Make an exact copy of the entries below with the pictures removed.

[begin Data in this exercise]

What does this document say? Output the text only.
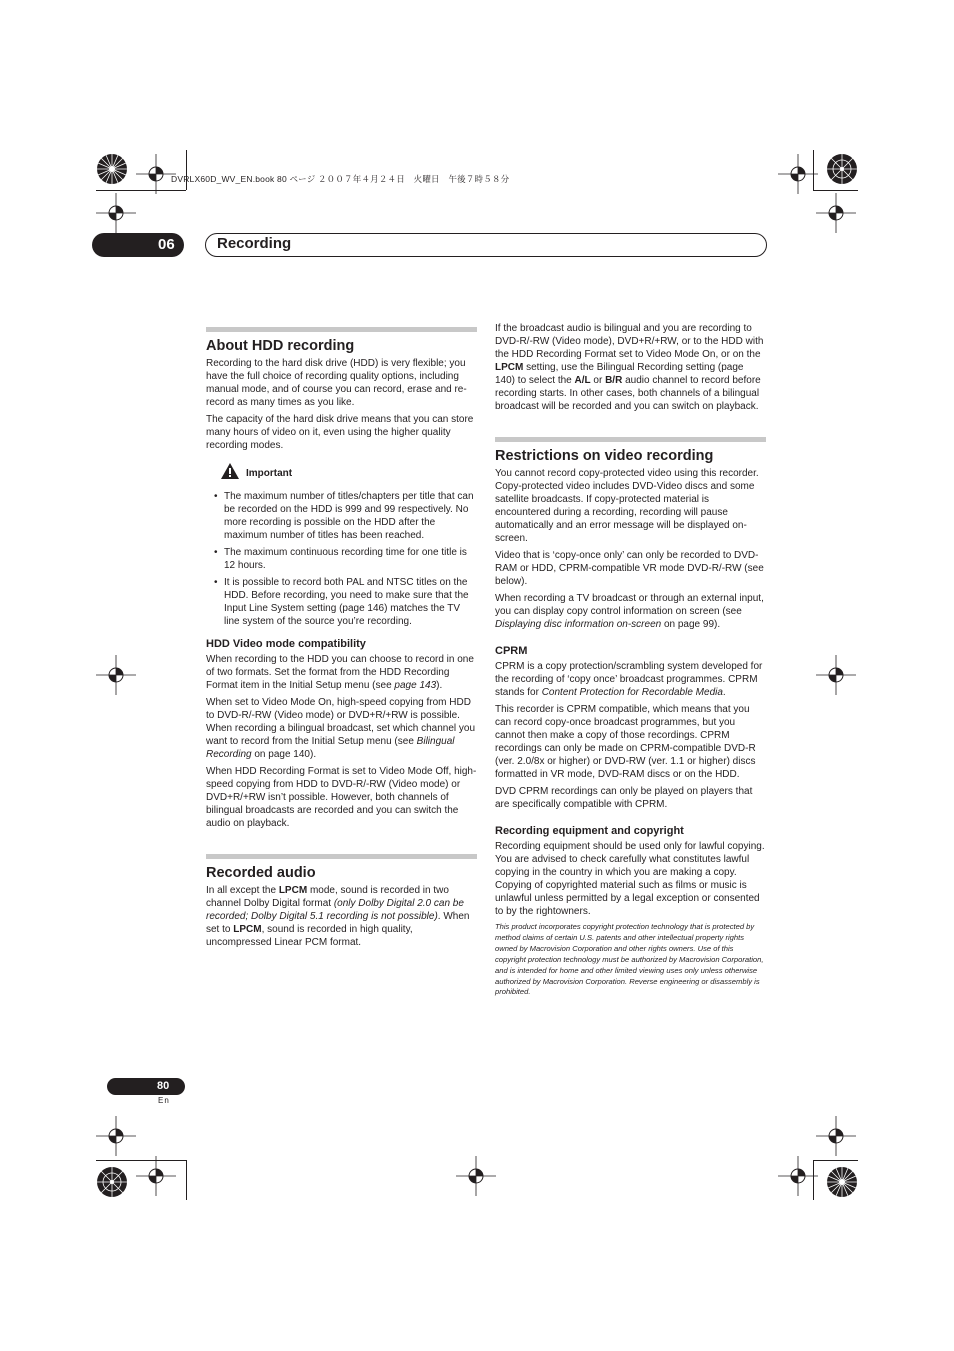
DVRLX60D_WV_EN.book 80 ページ ２００７年４月２４日　火曜日　午後７時５８分
06	Recording
About HDD recording

Recording to the hard disk drive (HDD) is very flexible; you have the full choice of recording quality options, including manual mode, and of course you can record, erase and re-record as many times as you like.

The capacity of the hard disk drive means that you can store many hours of video on it, even using the higher quality recording modes.

Important
• The maximum number of titles/chapters per title that can be recorded on the HDD is 999 and 99 respectively. No more recording is possible on the HDD after the maximum number of titles has been reached.
• The maximum continuous recording time for one title is 12 hours.
• It is possible to record both PAL and NTSC titles on the HDD. Before recording, you need to make sure that the Input Line System setting (page 146) matches the TV line system of the source you’re recording.
HDD Video mode compatibility

When recording to the HDD you can choose to record in one of two formats. Set the format from the HDD Recording Format item in the Initial Setup menu (see page 143).

When set to Video Mode On, high-speed copying from HDD to DVD-R/-RW (Video mode) or DVD+R/+RW is possible. When recording a bilingual broadcast, set which channel you want to record from the Initial Setup menu (see Bilingual Recording on page 140).

When HDD Recording Format is set to Video Mode Off, high-speed copying from HDD to DVD-R/-RW (Video mode) or DVD+R/+RW isn’t possible. However, both channels of bilingual broadcasts are recorded and you can switch the audio on playback.

Recorded audio

In all except the LPCM mode, sound is recorded in two channel Dolby Digital format (only Dolby Digital 2.0 can be recorded; Dolby Digital 5.1 recording is not possible). When set to LPCM, sound is recorded in high quality, uncompressed Linear PCM format.

If the broadcast audio is bilingual and you are recording to DVD-R/-RW (Video mode), DVD+R/+RW, or to the HDD with the HDD Recording Format set to Video Mode On, or on the LPCM setting, use the Bilingual Recording setting (page 140) to select the A/L or B/R audio channel to record before recording starts. In other cases, both channels of a bilingual broadcast will be recorded and you can switch on playback.

Restrictions on video recording

You cannot record copy-protected video using this recorder. Copy-protected video includes DVD-Video discs and some satellite broadcasts. If copy-protected material is encountered during a recording, recording will pause automatically and an error message will be displayed on-screen.

Video that is ‘copy-once only’ can only be recorded to DVD-RAM or HDD, CPRM-compatible VR mode DVD-R/-RW (see below).

When recording a TV broadcast or through an external input, you can display copy control information on screen (see Displaying disc information on-screen on page 99).

CPRM

CPRM is a copy protection/scrambling system developed for the recording of ‘copy once’ broadcast programmes. CPRM stands for Content Protection for Recordable Media.

This recorder is CPRM compatible, which means that you can record copy-once broadcast programmes, but you cannot then make a copy of those recordings. CPRM recordings can only be made on CPRM-compatible DVD-R (ver. 2.0/8x or higher) or DVD-RW (ver. 1.1 or higher) discs formatted in VR mode, DVD-RAM discs or on the HDD.

DVD CPRM recordings can only be played on players that are specifically compatible with CPRM.

Recording equipment and copyright

Recording equipment should be used only for lawful copying. You are advised to check carefully what constitutes lawful copying in the country in which you are making a copy. Copying of copyrighted material such as films or music is unlawful unless permitted by a legal exception or consented to by the rightowners.

This product incorporates copyright protection technology that is protected by method claims of certain U.S. patents and other intellectual property rights owned by Macrovision Corporation and other rights owners. Use of this copyright protection technology must be authorized by Macrovision Corporation, and is intended for home and other limited viewing uses only unless otherwise authorized by Macrovision Corporation. Reverse engineering or disassembly is prohibited.

80
En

[end Data in this exercise]

_Solution for this task_
What does this document say? Output the text only.
DVRLX60D_WV_EN.book 80 ページ ２００７年４月２４日　火曜日　午後７時５８分
06	Recording
About HDD recording

Recording to the hard disk drive (HDD) is very flexible; you have the full choice of recording quality options, including manual mode, and of course you can record, erase and re-record as many times as you like.

The capacity of the hard disk drive means that you can store many hours of video on it, even using the higher quality recording modes.

Important
• The maximum number of titles/chapters per title that can be recorded on the HDD is 999 and 99 respectively. No more recording is possible on the HDD after the maximum number of titles has been reached.
• The maximum continuous recording time for one title is 12 hours.
• It is possible to record both PAL and NTSC titles on the HDD. Before recording, you need to make sure that the Input Line System setting (page 146) matches the TV line system of the source you’re recording.
HDD Video mode compatibility

When recording to the HDD you can choose to record in one of two formats. Set the format from the HDD Recording Format item in the Initial Setup menu (see page 143).

When set to Video Mode On, high-speed copying from HDD to DVD-R/-RW (Video mode) or DVD+R/+RW is possible. When recording a bilingual broadcast, set which channel you want to record from the Initial Setup menu (see Bilingual Recording on page 140).

When HDD Recording Format is set to Video Mode Off, high-speed copying from HDD to DVD-R/-RW (Video mode) or DVD+R/+RW isn’t possible. However, both channels of bilingual broadcasts are recorded and you can switch the audio on playback.

Recorded audio

In all except the LPCM mode, sound is recorded in two channel Dolby Digital format (only Dolby Digital 2.0 can be recorded; Dolby Digital 5.1 recording is not possible). When set to LPCM, sound is recorded in high quality, uncompressed Linear PCM format.

If the broadcast audio is bilingual and you are recording to DVD-R/-RW (Video mode), DVD+R/+RW, or to the HDD with the HDD Recording Format set to Video Mode On, or on the LPCM setting, use the Bilingual Recording setting (page 140) to select the A/L or B/R audio channel to record before recording starts. In other cases, both channels of a bilingual broadcast will be recorded and you can switch on playback.

Restrictions on video recording

You cannot record copy-protected video using this recorder. Copy-protected video includes DVD-Video discs and some satellite broadcasts. If copy-protected material is encountered during a recording, recording will pause automatically and an error message will be displayed on-screen.

Video that is ‘copy-once only’ can only be recorded to DVD-RAM or HDD, CPRM-compatible VR mode DVD-R/-RW (see below).

When recording a TV broadcast or through an external input, you can display copy control information on screen (see Displaying disc information on-screen on page 99).

CPRM

CPRM is a copy protection/scrambling system developed for the recording of ‘copy once’ broadcast programmes. CPRM stands for Content Protection for Recordable Media.

This recorder is CPRM compatible, which means that you can record copy-once broadcast programmes, but you cannot then make a copy of those recordings. CPRM recordings can only be made on CPRM-compatible DVD-R (ver. 2.0/8x or higher) or DVD-RW (ver. 1.1 or higher) discs formatted in VR mode, DVD-RAM discs or on the HDD.

DVD CPRM recordings can only be played on players that are specifically compatible with CPRM.

Recording equipment and copyright

Recording equipment should be used only for lawful copying. You are advised to check carefully what constitutes lawful copying in the country in which you are making a copy. Copying of copyrighted material such as films or music is unlawful unless permitted by a legal exception or consented to by the rightowners.

This product incorporates copyright protection technology that is protected by method claims of certain U.S. patents and other intellectual property rights owned by Macrovision Corporation and other rights owners. Use of this copyright protection technology must be authorized by Macrovision Corporation, and is intended for home and other limited viewing uses only unless otherwise authorized by Macrovision Corporation. Reverse engineering or disassembly is prohibited.

80
En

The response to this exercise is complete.